DATASET CONTENT:
####################

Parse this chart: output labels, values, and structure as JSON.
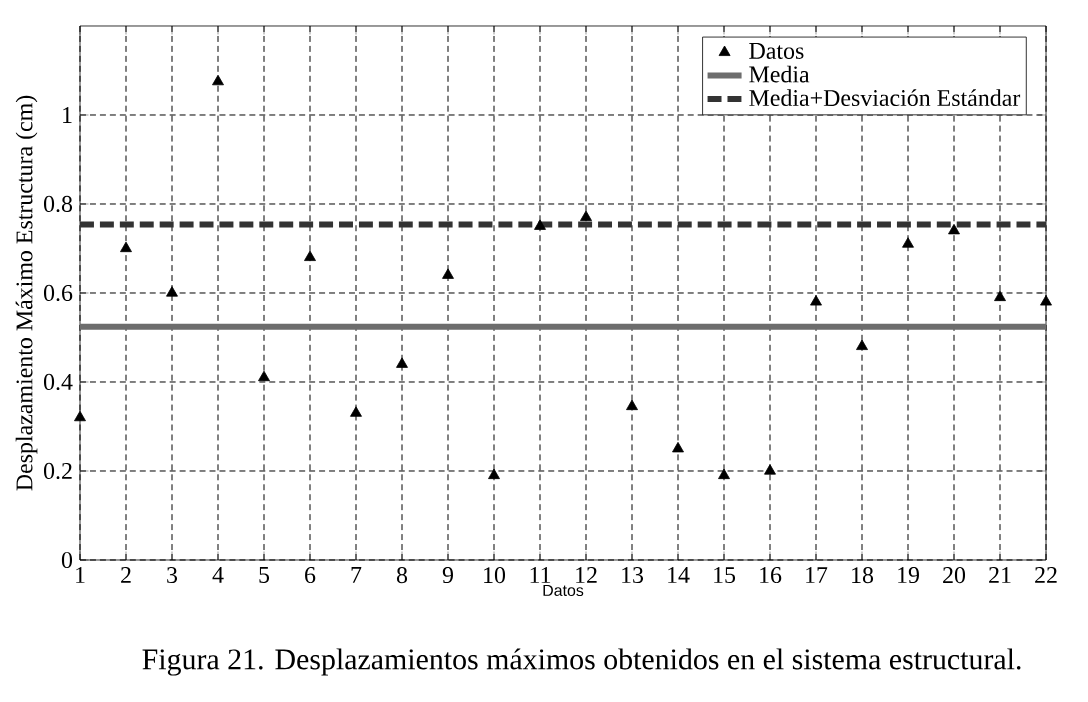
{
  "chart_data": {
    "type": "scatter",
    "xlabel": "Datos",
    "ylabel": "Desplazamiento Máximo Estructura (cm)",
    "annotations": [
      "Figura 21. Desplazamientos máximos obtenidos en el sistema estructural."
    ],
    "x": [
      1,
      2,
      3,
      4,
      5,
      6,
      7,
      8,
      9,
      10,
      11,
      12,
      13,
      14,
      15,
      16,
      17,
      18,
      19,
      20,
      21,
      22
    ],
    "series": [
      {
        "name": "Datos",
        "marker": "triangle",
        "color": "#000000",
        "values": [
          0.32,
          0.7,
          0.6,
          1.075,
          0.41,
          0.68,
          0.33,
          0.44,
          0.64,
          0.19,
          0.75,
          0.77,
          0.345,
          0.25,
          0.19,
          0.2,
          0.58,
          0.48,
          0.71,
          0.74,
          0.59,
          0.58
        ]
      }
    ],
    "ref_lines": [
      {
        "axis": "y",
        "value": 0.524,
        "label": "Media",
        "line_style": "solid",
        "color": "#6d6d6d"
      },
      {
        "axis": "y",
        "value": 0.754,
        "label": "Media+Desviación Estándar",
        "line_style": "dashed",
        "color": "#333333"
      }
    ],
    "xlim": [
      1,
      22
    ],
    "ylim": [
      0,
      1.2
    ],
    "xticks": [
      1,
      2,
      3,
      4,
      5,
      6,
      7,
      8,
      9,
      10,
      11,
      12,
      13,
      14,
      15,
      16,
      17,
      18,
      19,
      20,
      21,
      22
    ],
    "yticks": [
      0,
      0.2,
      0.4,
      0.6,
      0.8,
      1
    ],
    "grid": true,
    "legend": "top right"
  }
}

####################

TASK TO CARRY OUT: Send back the data above word for word, with the pictures left out.

TASK ANSWER:
Parse this chart: output labels, values, and structure as JSON.
{
  "chart_data": {
    "type": "scatter",
    "xlabel": "Datos",
    "ylabel": "Desplazamiento Máximo Estructura (cm)",
    "annotations": [
      "Figura 21. Desplazamientos máximos obtenidos en el sistema estructural."
    ],
    "x": [
      1,
      2,
      3,
      4,
      5,
      6,
      7,
      8,
      9,
      10,
      11,
      12,
      13,
      14,
      15,
      16,
      17,
      18,
      19,
      20,
      21,
      22
    ],
    "series": [
      {
        "name": "Datos",
        "marker": "triangle",
        "color": "#000000",
        "values": [
          0.32,
          0.7,
          0.6,
          1.075,
          0.41,
          0.68,
          0.33,
          0.44,
          0.64,
          0.19,
          0.75,
          0.77,
          0.345,
          0.25,
          0.19,
          0.2,
          0.58,
          0.48,
          0.71,
          0.74,
          0.59,
          0.58
        ]
      }
    ],
    "ref_lines": [
      {
        "axis": "y",
        "value": 0.524,
        "label": "Media",
        "line_style": "solid",
        "color": "#6d6d6d"
      },
      {
        "axis": "y",
        "value": 0.754,
        "label": "Media+Desviación Estándar",
        "line_style": "dashed",
        "color": "#333333"
      }
    ],
    "xlim": [
      1,
      22
    ],
    "ylim": [
      0,
      1.2
    ],
    "xticks": [
      1,
      2,
      3,
      4,
      5,
      6,
      7,
      8,
      9,
      10,
      11,
      12,
      13,
      14,
      15,
      16,
      17,
      18,
      19,
      20,
      21,
      22
    ],
    "yticks": [
      0,
      0.2,
      0.4,
      0.6,
      0.8,
      1
    ],
    "grid": true,
    "legend": "top right"
  }
}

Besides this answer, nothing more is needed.